## What you should do
Pictures aside, write out every record exactly as it appears.

## Provided records

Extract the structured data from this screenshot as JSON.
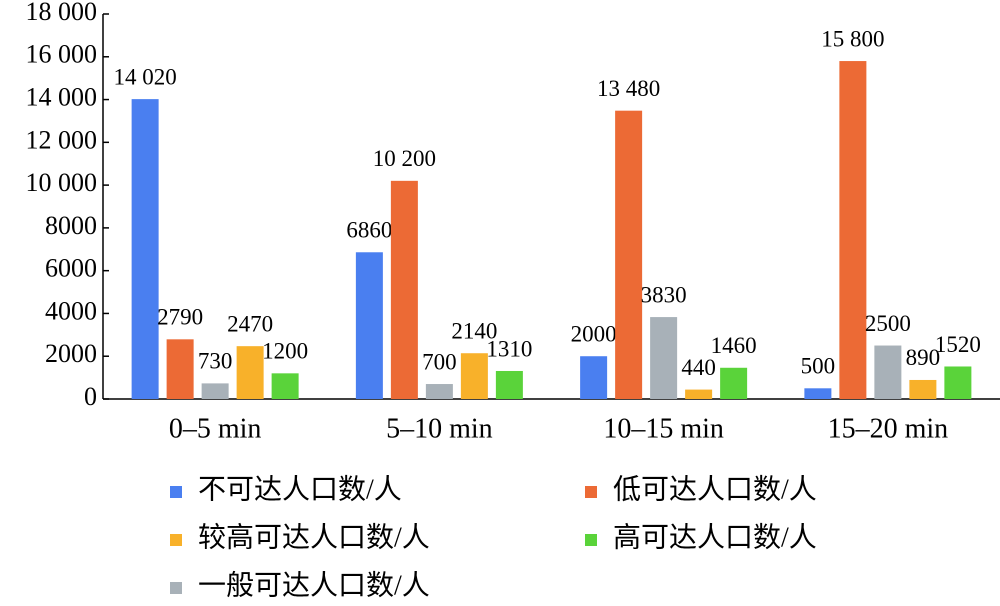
{
  "chart_data": {
    "type": "bar",
    "categories": [
      "0–5 min",
      "5–10 min",
      "10–15 min",
      "15–20 min"
    ],
    "series": [
      {
        "name": "不可达人口数/人",
        "color": "#4a7ff0",
        "values": [
          14020,
          6860,
          2000,
          500
        ],
        "value_labels": [
          "14 020",
          "6860",
          "2000",
          "500"
        ]
      },
      {
        "name": "低可达人口数/人",
        "color": "#ec6a35",
        "values": [
          2790,
          10200,
          13480,
          15800
        ],
        "value_labels": [
          "2790",
          "10 200",
          "13 480",
          "15 800"
        ]
      },
      {
        "name": "一般可达人口数/人",
        "color": "#a8b1b8",
        "values": [
          730,
          700,
          3830,
          2500
        ]
      },
      {
        "name": "较高可达人口数/人",
        "color": "#f8b12a",
        "values": [
          2470,
          2140,
          440,
          890
        ]
      },
      {
        "name": "高可达人口数/人",
        "color": "#5ad33a",
        "values": [
          1200,
          1310,
          1460,
          1520
        ]
      }
    ],
    "ylim": [
      0,
      18000
    ],
    "yticks": [
      0,
      2000,
      4000,
      6000,
      8000,
      {
        "value": 10000,
        "label": "10 000"
      },
      {
        "value": 12000,
        "label": "12 000"
      },
      {
        "value": 14000,
        "label": "14 000"
      },
      {
        "value": 16000,
        "label": "16 000"
      },
      {
        "value": 18000,
        "label": "18 000"
      }
    ]
  }
}
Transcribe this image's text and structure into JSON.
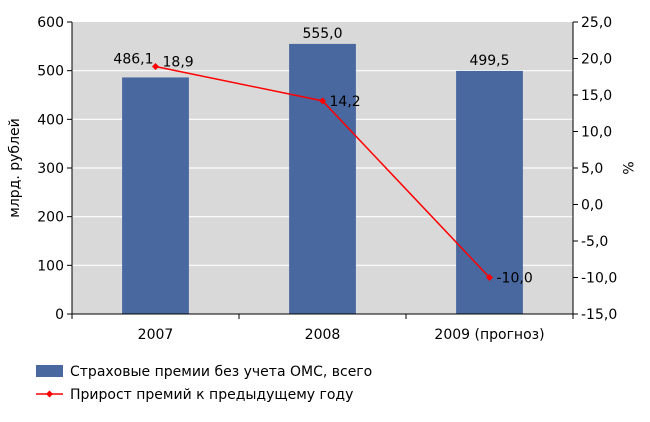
{
  "chart_data": {
    "type": "bar",
    "categories": [
      "2007",
      "2008",
      "2009 (прогноз)"
    ],
    "series": [
      {
        "name": "Страховые премии без учета ОМС, всего",
        "type": "bar",
        "axis": "left",
        "values": [
          486.1,
          555.0,
          499.5
        ],
        "labels": [
          "486,1",
          "555,0",
          "499,5"
        ],
        "color": "#4a68a0"
      },
      {
        "name": "Прирост премий к предыдущему году",
        "type": "line",
        "axis": "right",
        "values": [
          18.9,
          14.2,
          -10.0
        ],
        "labels": [
          "18,9",
          "14,2",
          "-10,0"
        ],
        "color": "#ff0000"
      }
    ],
    "y_left": {
      "label": "млрд. рублей",
      "min": 0,
      "max": 600,
      "ticks": [
        "0",
        "100",
        "200",
        "300",
        "400",
        "500",
        "600"
      ]
    },
    "y_right": {
      "label": "%",
      "min": -15,
      "max": 25,
      "ticks": [
        "-15,0",
        "-10,0",
        "-5,0",
        "0,0",
        "5,0",
        "10,0",
        "15,0",
        "20,0",
        "25,0"
      ]
    },
    "plot_background": "#d9d9d9",
    "grid": true,
    "legend_position": "bottom-left"
  }
}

## Task result
Extract the structured data from this screenshot as JSON.
{
  "chart_data": {
    "type": "bar",
    "categories": [
      "0–5 min",
      "5–10 min",
      "10–15 min",
      "15–20 min"
    ],
    "series": [
      {
        "name": "不可达人口数/人",
        "color": "#4a7ff0",
        "values": [
          14020,
          6860,
          2000,
          500
        ],
        "value_labels": [
          "14 020",
          "6860",
          "2000",
          "500"
        ]
      },
      {
        "name": "低可达人口数/人",
        "color": "#ec6a35",
        "values": [
          2790,
          10200,
          13480,
          15800
        ],
        "value_labels": [
          "2790",
          "10 200",
          "13 480",
          "15 800"
        ]
      },
      {
        "name": "一般可达人口数/人",
        "color": "#a8b1b8",
        "values": [
          730,
          700,
          3830,
          2500
        ]
      },
      {
        "name": "较高可达人口数/人",
        "color": "#f8b12a",
        "values": [
          2470,
          2140,
          440,
          890
        ]
      },
      {
        "name": "高可达人口数/人",
        "color": "#5ad33a",
        "values": [
          1200,
          1310,
          1460,
          1520
        ]
      }
    ],
    "ylim": [
      0,
      18000
    ],
    "yticks": [
      0,
      2000,
      4000,
      6000,
      8000,
      {
        "value": 10000,
        "label": "10 000"
      },
      {
        "value": 12000,
        "label": "12 000"
      },
      {
        "value": 14000,
        "label": "14 000"
      },
      {
        "value": 16000,
        "label": "16 000"
      },
      {
        "value": 18000,
        "label": "18 000"
      }
    ]
  }
}
Transcribe this image's text and structure into JSON.
{
  "chart_data": {
    "type": "bar",
    "categories": [
      "2007",
      "2008",
      "2009 (прогноз)"
    ],
    "series": [
      {
        "name": "Страховые премии без учета ОМС, всего",
        "type": "bar",
        "axis": "left",
        "values": [
          486.1,
          555.0,
          499.5
        ],
        "labels": [
          "486,1",
          "555,0",
          "499,5"
        ],
        "color": "#4a68a0"
      },
      {
        "name": "Прирост премий к предыдущему году",
        "type": "line",
        "axis": "right",
        "values": [
          18.9,
          14.2,
          -10.0
        ],
        "labels": [
          "18,9",
          "14,2",
          "-10,0"
        ],
        "color": "#ff0000"
      }
    ],
    "y_left": {
      "label": "млрд. рублей",
      "min": 0,
      "max": 600,
      "ticks": [
        "0",
        "100",
        "200",
        "300",
        "400",
        "500",
        "600"
      ]
    },
    "y_right": {
      "label": "%",
      "min": -15,
      "max": 25,
      "ticks": [
        "-15,0",
        "-10,0",
        "-5,0",
        "0,0",
        "5,0",
        "10,0",
        "15,0",
        "20,0",
        "25,0"
      ]
    },
    "plot_background": "#d9d9d9",
    "grid": true,
    "legend_position": "bottom-left"
  }
}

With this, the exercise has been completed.